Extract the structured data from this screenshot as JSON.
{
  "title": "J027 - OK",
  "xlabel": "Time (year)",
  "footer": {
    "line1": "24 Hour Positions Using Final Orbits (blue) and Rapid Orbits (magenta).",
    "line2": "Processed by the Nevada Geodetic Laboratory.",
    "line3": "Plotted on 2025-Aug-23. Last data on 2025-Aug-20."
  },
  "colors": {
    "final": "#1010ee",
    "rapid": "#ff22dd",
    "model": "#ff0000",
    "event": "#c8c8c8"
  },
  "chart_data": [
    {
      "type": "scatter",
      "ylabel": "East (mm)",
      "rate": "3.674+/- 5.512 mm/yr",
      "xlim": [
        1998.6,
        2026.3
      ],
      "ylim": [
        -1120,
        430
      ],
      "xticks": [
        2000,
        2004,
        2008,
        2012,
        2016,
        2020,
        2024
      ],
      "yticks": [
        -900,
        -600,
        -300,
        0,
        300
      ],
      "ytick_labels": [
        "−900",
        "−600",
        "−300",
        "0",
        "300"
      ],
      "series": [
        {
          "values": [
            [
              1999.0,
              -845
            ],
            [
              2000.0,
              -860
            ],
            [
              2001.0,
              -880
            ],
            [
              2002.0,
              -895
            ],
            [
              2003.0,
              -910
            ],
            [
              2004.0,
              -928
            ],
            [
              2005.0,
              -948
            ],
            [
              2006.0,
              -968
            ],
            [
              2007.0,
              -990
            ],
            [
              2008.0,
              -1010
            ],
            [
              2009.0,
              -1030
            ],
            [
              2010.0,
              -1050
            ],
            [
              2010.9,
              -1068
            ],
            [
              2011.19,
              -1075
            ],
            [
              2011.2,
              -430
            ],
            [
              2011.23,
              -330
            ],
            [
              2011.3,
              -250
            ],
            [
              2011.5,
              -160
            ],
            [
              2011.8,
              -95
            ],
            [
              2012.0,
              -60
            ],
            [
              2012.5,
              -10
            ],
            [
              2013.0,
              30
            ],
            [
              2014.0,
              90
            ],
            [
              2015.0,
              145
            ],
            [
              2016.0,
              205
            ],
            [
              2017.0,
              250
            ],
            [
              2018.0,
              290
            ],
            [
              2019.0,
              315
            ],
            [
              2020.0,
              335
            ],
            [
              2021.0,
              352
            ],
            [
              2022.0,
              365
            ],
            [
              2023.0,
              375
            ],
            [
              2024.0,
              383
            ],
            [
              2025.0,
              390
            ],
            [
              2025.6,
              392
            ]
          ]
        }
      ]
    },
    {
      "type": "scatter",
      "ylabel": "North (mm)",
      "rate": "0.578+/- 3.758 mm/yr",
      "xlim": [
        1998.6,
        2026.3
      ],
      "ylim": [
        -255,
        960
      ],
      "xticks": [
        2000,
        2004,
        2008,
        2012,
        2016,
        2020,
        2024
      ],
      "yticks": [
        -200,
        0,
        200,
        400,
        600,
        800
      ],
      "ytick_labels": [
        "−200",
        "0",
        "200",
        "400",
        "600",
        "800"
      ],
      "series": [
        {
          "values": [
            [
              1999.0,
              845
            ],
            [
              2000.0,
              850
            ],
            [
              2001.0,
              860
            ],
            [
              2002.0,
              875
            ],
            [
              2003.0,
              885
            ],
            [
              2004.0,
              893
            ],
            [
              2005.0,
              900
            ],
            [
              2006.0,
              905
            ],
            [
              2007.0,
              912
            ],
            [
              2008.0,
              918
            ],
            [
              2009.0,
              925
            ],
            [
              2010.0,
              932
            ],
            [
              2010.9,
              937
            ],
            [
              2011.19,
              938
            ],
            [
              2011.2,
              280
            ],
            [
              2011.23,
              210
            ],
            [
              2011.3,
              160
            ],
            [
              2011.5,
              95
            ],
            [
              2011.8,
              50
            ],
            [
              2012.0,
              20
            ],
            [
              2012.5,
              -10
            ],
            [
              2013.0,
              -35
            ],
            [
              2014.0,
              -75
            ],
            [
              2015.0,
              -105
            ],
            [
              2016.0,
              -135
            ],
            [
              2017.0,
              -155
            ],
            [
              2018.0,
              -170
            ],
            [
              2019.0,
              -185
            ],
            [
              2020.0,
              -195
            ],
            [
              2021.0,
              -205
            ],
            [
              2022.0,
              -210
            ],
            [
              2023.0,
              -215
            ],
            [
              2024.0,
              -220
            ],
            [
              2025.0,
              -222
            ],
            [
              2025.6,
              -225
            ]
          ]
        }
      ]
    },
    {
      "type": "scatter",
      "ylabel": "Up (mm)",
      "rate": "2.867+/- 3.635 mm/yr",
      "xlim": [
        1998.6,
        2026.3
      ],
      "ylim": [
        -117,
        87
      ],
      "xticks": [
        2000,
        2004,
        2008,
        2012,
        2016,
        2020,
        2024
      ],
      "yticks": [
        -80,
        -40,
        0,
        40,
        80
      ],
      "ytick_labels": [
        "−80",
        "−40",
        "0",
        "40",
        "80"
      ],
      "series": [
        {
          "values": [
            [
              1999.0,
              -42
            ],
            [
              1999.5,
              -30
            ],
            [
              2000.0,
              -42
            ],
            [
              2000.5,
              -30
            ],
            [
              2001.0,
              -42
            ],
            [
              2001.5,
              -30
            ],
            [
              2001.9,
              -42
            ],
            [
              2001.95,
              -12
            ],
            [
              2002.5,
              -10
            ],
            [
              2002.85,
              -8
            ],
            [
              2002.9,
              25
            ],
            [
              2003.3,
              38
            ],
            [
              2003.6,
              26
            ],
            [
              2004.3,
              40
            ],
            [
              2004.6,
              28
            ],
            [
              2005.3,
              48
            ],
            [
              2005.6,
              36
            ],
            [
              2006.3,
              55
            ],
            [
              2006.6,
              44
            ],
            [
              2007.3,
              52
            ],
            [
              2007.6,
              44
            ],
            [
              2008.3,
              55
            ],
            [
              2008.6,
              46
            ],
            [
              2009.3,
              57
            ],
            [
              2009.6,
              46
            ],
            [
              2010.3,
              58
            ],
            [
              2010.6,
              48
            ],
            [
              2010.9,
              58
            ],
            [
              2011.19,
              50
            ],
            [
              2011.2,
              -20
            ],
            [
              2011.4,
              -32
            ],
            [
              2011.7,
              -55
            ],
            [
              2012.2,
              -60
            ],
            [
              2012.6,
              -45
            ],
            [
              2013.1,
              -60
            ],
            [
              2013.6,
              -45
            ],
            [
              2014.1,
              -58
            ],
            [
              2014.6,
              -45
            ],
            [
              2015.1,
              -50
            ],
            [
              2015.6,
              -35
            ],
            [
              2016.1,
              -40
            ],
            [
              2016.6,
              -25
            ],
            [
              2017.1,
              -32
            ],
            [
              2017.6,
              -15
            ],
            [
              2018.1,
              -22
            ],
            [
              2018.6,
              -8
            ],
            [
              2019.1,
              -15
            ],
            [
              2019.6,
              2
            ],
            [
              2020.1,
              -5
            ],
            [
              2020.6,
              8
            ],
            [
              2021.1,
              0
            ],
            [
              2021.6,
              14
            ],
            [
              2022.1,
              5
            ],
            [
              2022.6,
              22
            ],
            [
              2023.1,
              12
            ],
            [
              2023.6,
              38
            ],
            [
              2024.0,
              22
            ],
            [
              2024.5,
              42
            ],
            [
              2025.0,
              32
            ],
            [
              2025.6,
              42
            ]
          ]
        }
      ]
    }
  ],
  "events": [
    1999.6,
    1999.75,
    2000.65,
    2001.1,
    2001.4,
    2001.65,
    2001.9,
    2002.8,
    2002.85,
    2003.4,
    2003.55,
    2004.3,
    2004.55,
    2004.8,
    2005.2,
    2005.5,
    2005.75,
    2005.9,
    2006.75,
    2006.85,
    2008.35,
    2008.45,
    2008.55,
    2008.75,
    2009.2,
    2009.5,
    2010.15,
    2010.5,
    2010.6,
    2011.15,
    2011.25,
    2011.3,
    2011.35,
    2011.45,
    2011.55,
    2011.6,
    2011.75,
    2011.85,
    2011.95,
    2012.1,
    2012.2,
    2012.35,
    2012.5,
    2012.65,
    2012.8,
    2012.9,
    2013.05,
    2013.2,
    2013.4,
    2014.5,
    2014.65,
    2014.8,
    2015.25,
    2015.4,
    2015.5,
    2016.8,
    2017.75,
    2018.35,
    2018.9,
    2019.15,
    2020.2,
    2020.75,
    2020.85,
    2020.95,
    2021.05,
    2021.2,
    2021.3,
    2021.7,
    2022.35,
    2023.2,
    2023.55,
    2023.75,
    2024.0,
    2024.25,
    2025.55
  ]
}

──────────

| Aim of the exercise |
Copy every line in the listing above where the string "rate" turns up.

| Reply to the exercise |
      "rate": "3.674+/- 5.512 mm/yr",
      "rate": "0.578+/- 3.758 mm/yr",
      "rate": "2.867+/- 3.635 mm/yr",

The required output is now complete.